◆ Provided material:
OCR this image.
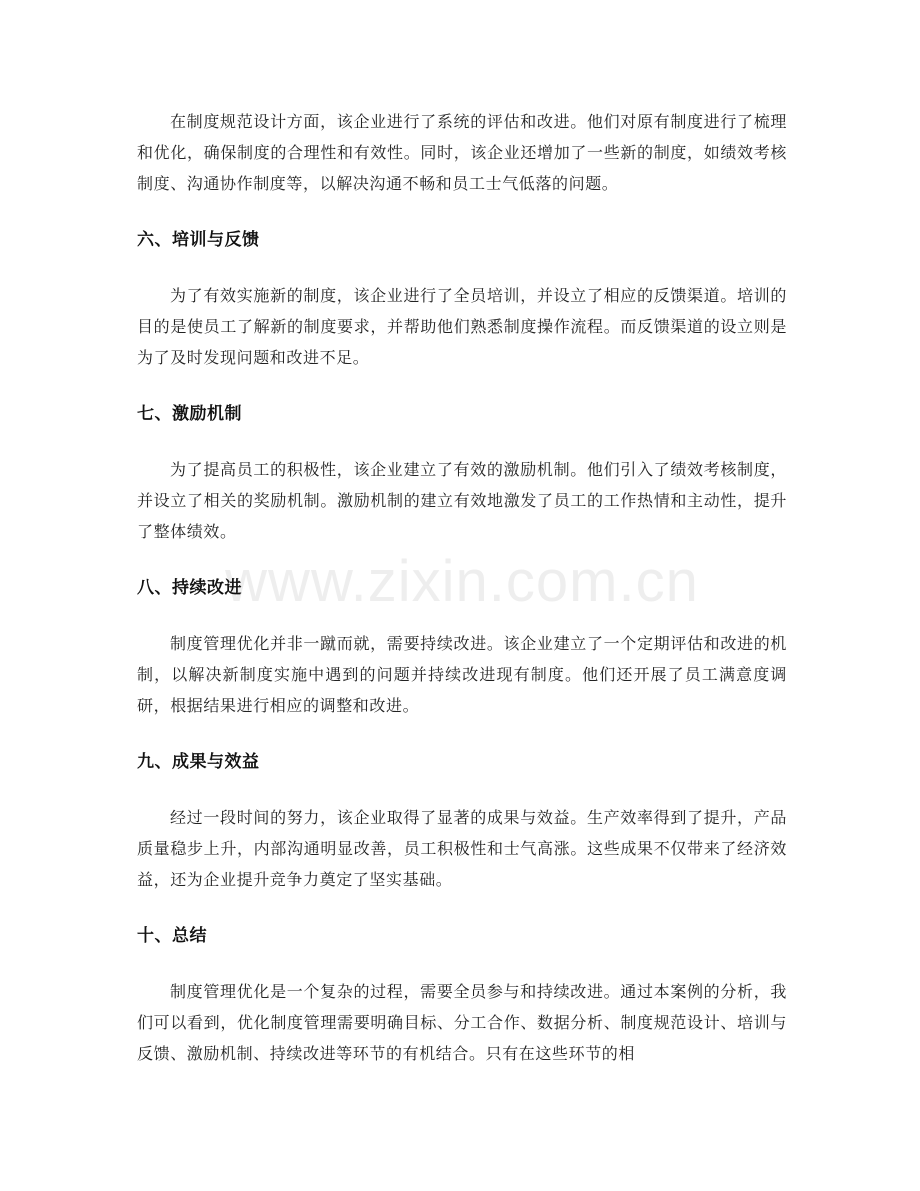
www.zixin.com.cn

在制度规范设计方面，该企业进行了系统的评估和改进。他们对原有制度进行了梳理和优化，确保制度的合理性和有效性。同时，该企业还增加了一些新的制度，如绩效考核制度、沟通协作制度等，以解决沟通不畅和员工士气低落的问题。

六、培训与反馈

为了有效实施新的制度，该企业进行了全员培训，并设立了相应的反馈渠道。培训的目的是使员工了解新的制度要求，并帮助他们熟悉制度操作流程。而反馈渠道的设立则是为了及时发现问题和改进不足。

七、激励机制

为了提高员工的积极性，该企业建立了有效的激励机制。他们引入了绩效考核制度，并设立了相关的奖励机制。激励机制的建立有效地激发了员工的工作热情和主动性，提升了整体绩效。

八、持续改进

制度管理优化并非一蹴而就，需要持续改进。该企业建立了一个定期评估和改进的机制，以解决新制度实施中遇到的问题并持续改进现有制度。他们还开展了员工满意度调研，根据结果进行相应的调整和改进。

九、成果与效益

经过一段时间的努力，该企业取得了显著的成果与效益。生产效率得到了提升，产品质量稳步上升，内部沟通明显改善，员工积极性和士气高涨。这些成果不仅带来了经济效益，还为企业提升竞争力奠定了坚实基础。

十、总结

制度管理优化是一个复杂的过程，需要全员参与和持续改进。通过本案例的分析，我们可以看到，优化制度管理需要明确目标、分工合作、数据分析、制度规范设计、培训与反馈、激励机制、持续改进等环节的有机结合。只有在这些环节的相
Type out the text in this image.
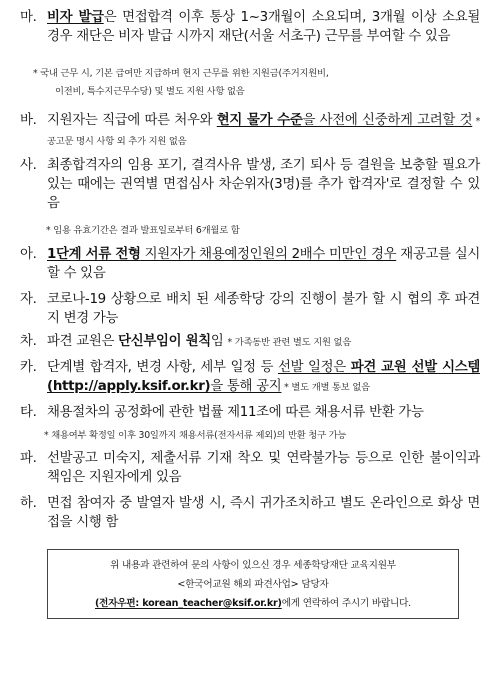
마. 비자 발급은 면접합격 이후 통상 1~3개월이 소요되며, 3개월 이상 소요될 경우 재단은 비자 발급 시까지 재단(서울 서초구) 근무를 부여할 수 있음
* 국내 근무 시, 기본 급여만 지급하며 현지 근무를 위한 지원금(주거지원비,
이전비, 특수지근무수당) 및 별도 지원 사항 없음
바. 지원자는 직급에 따른 처우와 현지 물가 수준을 사전에 신중하게 고려할 것 * 공고문 명시 사항 외 추가 지원 없음
사. 최종합격자의 임용 포기, 결격사유 발생, 조기 퇴사 등 결원을 보충할 필요가 있는 때에는 권역별 면접심사 차순위자(3명)를 추가 합격자'로 결정할 수 있음
* 임용 유효기간은 결과 발표일로부터 6개월로 함
아. 1단계 서류 전형 지원자가 채용예정인원의 2배수 미만인 경우 재공고를 실시 할 수 있음
자. 코로나-19 상황으로 배치 된 세종학당 강의 진행이 불가 할 시 협의 후 파견지 변경 가능
차. 파견 교원은 단신부임이 원칙임 * 가족동반 관련 별도 지원 없음
카. 단계별 합격자, 변경 사항, 세부 일정 등 선발 일정은 파견 교원 선발 시스템(http://apply.ksif.or.kr)을 통해 공지 * 별도 개별 통보 없음
타. 채용절차의 공정화에 관한 법률 제11조에 따른 채용서류 반환 가능
* 채용여부 확정일 이후 30일까지 채용서류(전자서류 제외)의 반환 청구 가능
파. 선발공고 미숙지, 제출서류 기재 착오 및 연락불가능 등으로 인한 불이익과 책임은 지원자에게 있음
하. 면접 참여자 중 발열자 발생 시, 즉시 귀가조치하고 별도 온라인으로 화상 면접을 시행 함
위 내용과 관련하여 문의 사항이 있으신 경우 세종학당재단 교육지원부
<한국어교원 해외 파견사업> 담당자
(전자우편: korean_teacher@ksif.or.kr)에게 연락하여 주시기 바랍니다.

◆ Set task: Repeat the material above in full and exactly, omitting the pictures.

◆ Exercise result:
OCR this image.
www.zixin.com.cn

在制度规范设计方面，该企业进行了系统的评估和改进。他们对原有制度进行了梳理和优化，确保制度的合理性和有效性。同时，该企业还增加了一些新的制度，如绩效考核制度、沟通协作制度等，以解决沟通不畅和员工士气低落的问题。

六、培训与反馈

为了有效实施新的制度，该企业进行了全员培训，并设立了相应的反馈渠道。培训的目的是使员工了解新的制度要求，并帮助他们熟悉制度操作流程。而反馈渠道的设立则是为了及时发现问题和改进不足。

七、激励机制

为了提高员工的积极性，该企业建立了有效的激励机制。他们引入了绩效考核制度，并设立了相关的奖励机制。激励机制的建立有效地激发了员工的工作热情和主动性，提升了整体绩效。

八、持续改进

制度管理优化并非一蹴而就，需要持续改进。该企业建立了一个定期评估和改进的机制，以解决新制度实施中遇到的问题并持续改进现有制度。他们还开展了员工满意度调研，根据结果进行相应的调整和改进。

九、成果与效益

经过一段时间的努力，该企业取得了显著的成果与效益。生产效率得到了提升，产品质量稳步上升，内部沟通明显改善，员工积极性和士气高涨。这些成果不仅带来了经济效益，还为企业提升竞争力奠定了坚实基础。

十、总结

制度管理优化是一个复杂的过程，需要全员参与和持续改进。通过本案例的分析，我们可以看到，优化制度管理需要明确目标、分工合作、数据分析、制度规范设计、培训与反馈、激励机制、持续改进等环节的有机结合。只有在这些环节的相
Type out the text in this image.
마. 비자 발급은 면접합격 이후 통상 1~3개월이 소요되며, 3개월 이상 소요될 경우 재단은 비자 발급 시까지 재단(서울 서초구) 근무를 부여할 수 있음
* 국내 근무 시, 기본 급여만 지급하며 현지 근무를 위한 지원금(주거지원비,
이전비, 특수지근무수당) 및 별도 지원 사항 없음
바. 지원자는 직급에 따른 처우와 현지 물가 수준을 사전에 신중하게 고려할 것 * 공고문 명시 사항 외 추가 지원 없음
사. 최종합격자의 임용 포기, 결격사유 발생, 조기 퇴사 등 결원을 보충할 필요가 있는 때에는 권역별 면접심사 차순위자(3명)를 추가 합격자'로 결정할 수 있음
* 임용 유효기간은 결과 발표일로부터 6개월로 함
아. 1단계 서류 전형 지원자가 채용예정인원의 2배수 미만인 경우 재공고를 실시 할 수 있음
자. 코로나-19 상황으로 배치 된 세종학당 강의 진행이 불가 할 시 협의 후 파견지 변경 가능
차. 파견 교원은 단신부임이 원칙임 * 가족동반 관련 별도 지원 없음
카. 단계별 합격자, 변경 사항, 세부 일정 등 선발 일정은 파견 교원 선발 시스템(http://apply.ksif.or.kr)을 통해 공지 * 별도 개별 통보 없음
타. 채용절차의 공정화에 관한 법률 제11조에 따른 채용서류 반환 가능
* 채용여부 확정일 이후 30일까지 채용서류(전자서류 제외)의 반환 청구 가능
파. 선발공고 미숙지, 제출서류 기재 착오 및 연락불가능 등으로 인한 불이익과 책임은 지원자에게 있음
하. 면접 참여자 중 발열자 발생 시, 즉시 귀가조치하고 별도 온라인으로 화상 면접을 시행 함
위 내용과 관련하여 문의 사항이 있으신 경우 세종학당재단 교육지원부
<한국어교원 해외 파견사업> 담당자
(전자우편: korean_teacher@ksif.or.kr)에게 연락하여 주시기 바랍니다.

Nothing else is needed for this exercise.